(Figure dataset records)
>> Begin

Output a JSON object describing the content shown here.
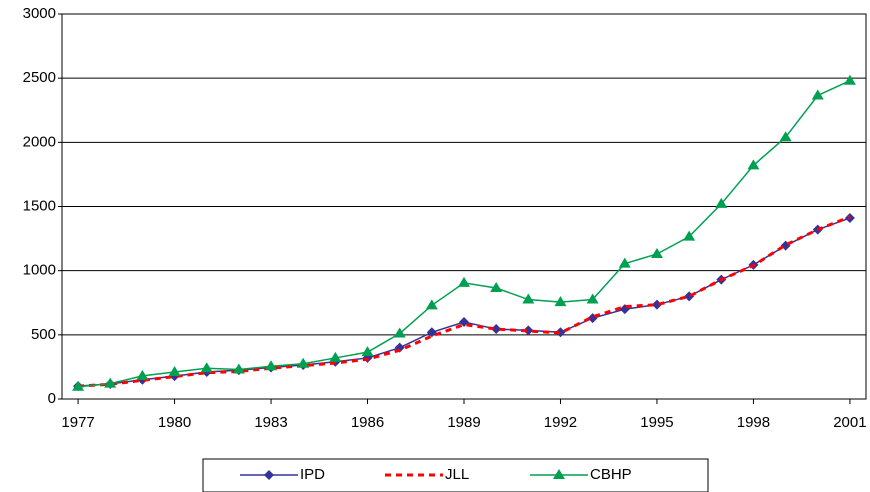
{
  "chart_data": {
    "type": "line",
    "x": [
      1977,
      1978,
      1979,
      1980,
      1981,
      1982,
      1983,
      1984,
      1985,
      1986,
      1987,
      1988,
      1989,
      1990,
      1991,
      1992,
      1993,
      1994,
      1995,
      1996,
      1997,
      1998,
      1999,
      2000,
      2001
    ],
    "series": [
      {
        "name": "IPD",
        "color": "#333399",
        "marker": "diamond",
        "dashed": false,
        "values": [
          100,
          118,
          150,
          178,
          210,
          225,
          245,
          265,
          290,
          320,
          400,
          520,
          600,
          545,
          535,
          520,
          630,
          700,
          735,
          800,
          930,
          1045,
          1195,
          1320,
          1410
        ]
      },
      {
        "name": "JLL",
        "color": "#ff0000",
        "marker": "none",
        "dashed": true,
        "values": [
          100,
          115,
          145,
          175,
          205,
          215,
          240,
          260,
          280,
          310,
          380,
          490,
          580,
          545,
          530,
          515,
          640,
          720,
          735,
          800,
          930,
          1040,
          1200,
          1320,
          1420
        ]
      },
      {
        "name": "CBHP",
        "color": "#00a050",
        "marker": "triangle",
        "dashed": false,
        "values": [
          95,
          120,
          180,
          210,
          240,
          230,
          255,
          275,
          320,
          365,
          510,
          730,
          905,
          865,
          775,
          755,
          775,
          1055,
          1130,
          1265,
          1520,
          1820,
          2040,
          2365,
          2480
        ]
      }
    ],
    "xlim": [
      1976.5,
      2001.5
    ],
    "xticks": [
      1977,
      1980,
      1983,
      1986,
      1989,
      1992,
      1995,
      1998,
      2001
    ],
    "ylim": [
      0,
      3000
    ],
    "yticks": [
      0,
      500,
      1000,
      1500,
      2000,
      2500,
      3000
    ],
    "grid": true,
    "legend": "bottom"
  }
}
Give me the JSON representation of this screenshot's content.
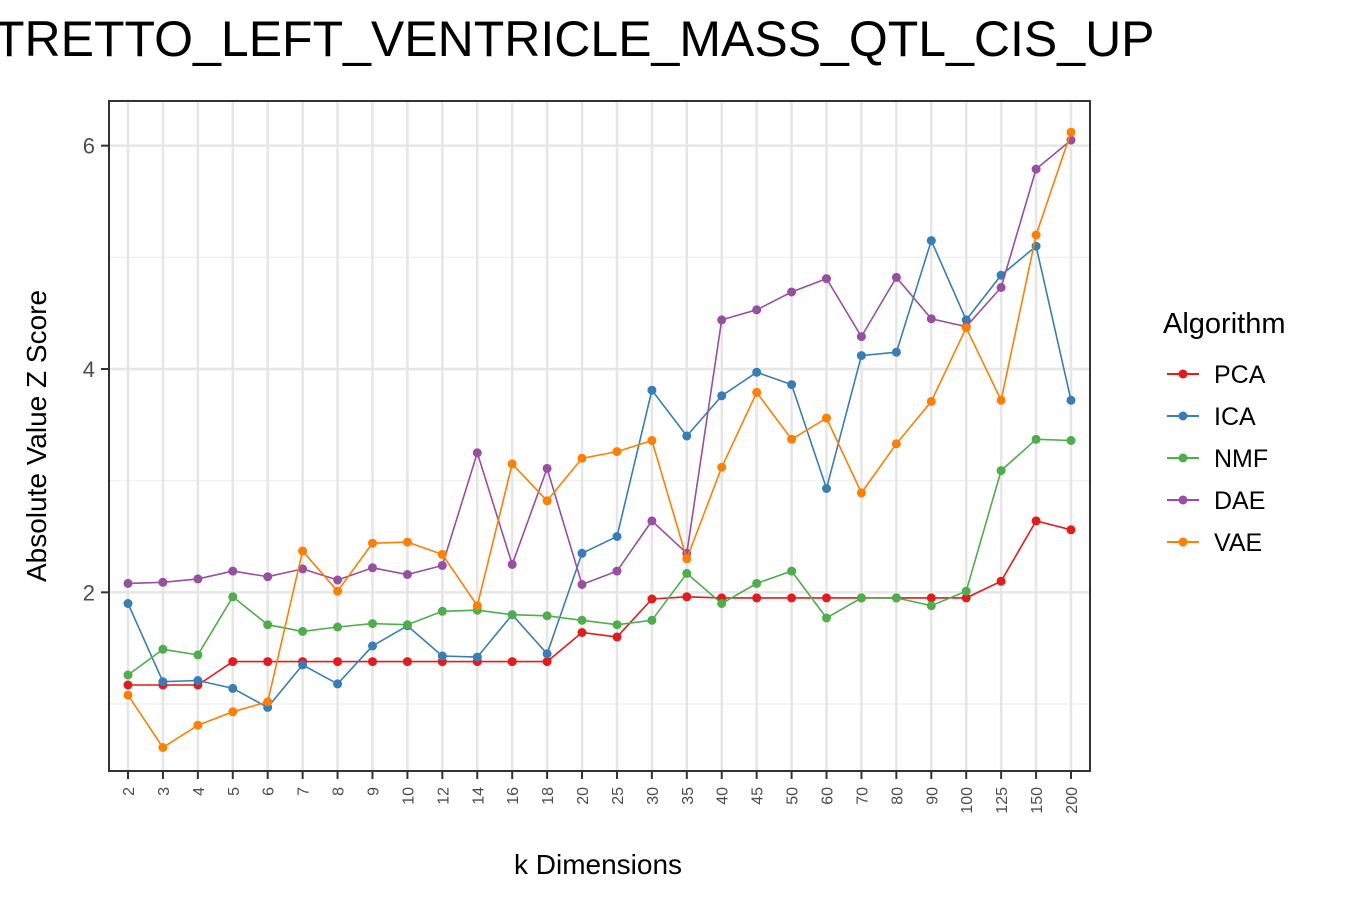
{
  "chart_data": {
    "type": "line",
    "title": "TRETTO_LEFT_VENTRICLE_MASS_QTL_CIS_UP",
    "xlabel": "k Dimensions",
    "ylabel": "Absolute Value Z Score",
    "categories": [
      "2",
      "3",
      "4",
      "5",
      "6",
      "7",
      "8",
      "9",
      "10",
      "12",
      "14",
      "16",
      "18",
      "20",
      "25",
      "30",
      "35",
      "40",
      "45",
      "50",
      "60",
      "70",
      "80",
      "90",
      "100",
      "125",
      "150",
      "200"
    ],
    "yticks": [
      "2",
      "4",
      "6"
    ],
    "ylim": [
      0.4,
      6.4
    ],
    "grid": true,
    "legend": {
      "title": "Algorithm",
      "position": "right"
    },
    "series": [
      {
        "name": "PCA",
        "color": "#e41a1c",
        "values": [
          1.17,
          1.17,
          1.17,
          1.38,
          1.38,
          1.38,
          1.38,
          1.38,
          1.38,
          1.38,
          1.38,
          1.38,
          1.38,
          1.64,
          1.6,
          1.94,
          1.96,
          1.95,
          1.95,
          1.95,
          1.95,
          1.95,
          1.95,
          1.95,
          1.95,
          2.1,
          2.64,
          2.56
        ]
      },
      {
        "name": "ICA",
        "color": "#377eb8",
        "values": [
          1.9,
          1.2,
          1.21,
          1.14,
          0.97,
          1.35,
          1.18,
          1.52,
          1.7,
          1.43,
          1.42,
          1.8,
          1.45,
          2.35,
          2.5,
          3.81,
          3.4,
          3.76,
          3.97,
          3.86,
          2.93,
          4.12,
          4.15,
          5.15,
          4.44,
          4.84,
          5.1,
          3.72
        ]
      },
      {
        "name": "NMF",
        "color": "#4daf4a",
        "values": [
          1.26,
          1.49,
          1.44,
          1.96,
          1.71,
          1.65,
          1.69,
          1.72,
          1.71,
          1.83,
          1.84,
          1.8,
          1.79,
          1.75,
          1.71,
          1.75,
          2.17,
          1.9,
          2.08,
          2.19,
          1.77,
          1.95,
          1.95,
          1.88,
          2.01,
          3.09,
          3.37,
          3.36
        ]
      },
      {
        "name": "DAE",
        "color": "#984ea3",
        "values": [
          2.08,
          2.09,
          2.12,
          2.19,
          2.14,
          2.21,
          2.11,
          2.22,
          2.16,
          2.24,
          3.25,
          2.25,
          3.11,
          2.07,
          2.19,
          2.64,
          2.35,
          4.44,
          4.53,
          4.69,
          4.81,
          4.29,
          4.82,
          4.45,
          4.38,
          4.73,
          5.79,
          6.05
        ]
      },
      {
        "name": "VAE",
        "color": "#ff7f00",
        "values": [
          1.08,
          0.61,
          0.81,
          0.93,
          1.02,
          2.37,
          2.01,
          2.44,
          2.45,
          2.34,
          1.88,
          3.15,
          2.82,
          3.2,
          3.26,
          3.36,
          2.3,
          3.12,
          3.79,
          3.37,
          3.56,
          2.89,
          3.33,
          3.71,
          4.37,
          3.72,
          5.2,
          6.12
        ]
      }
    ]
  }
}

>> End

### Exercise details
How many lines in the records above contain the word "title"? Reply with the number and nothing more.

### Result for this task
2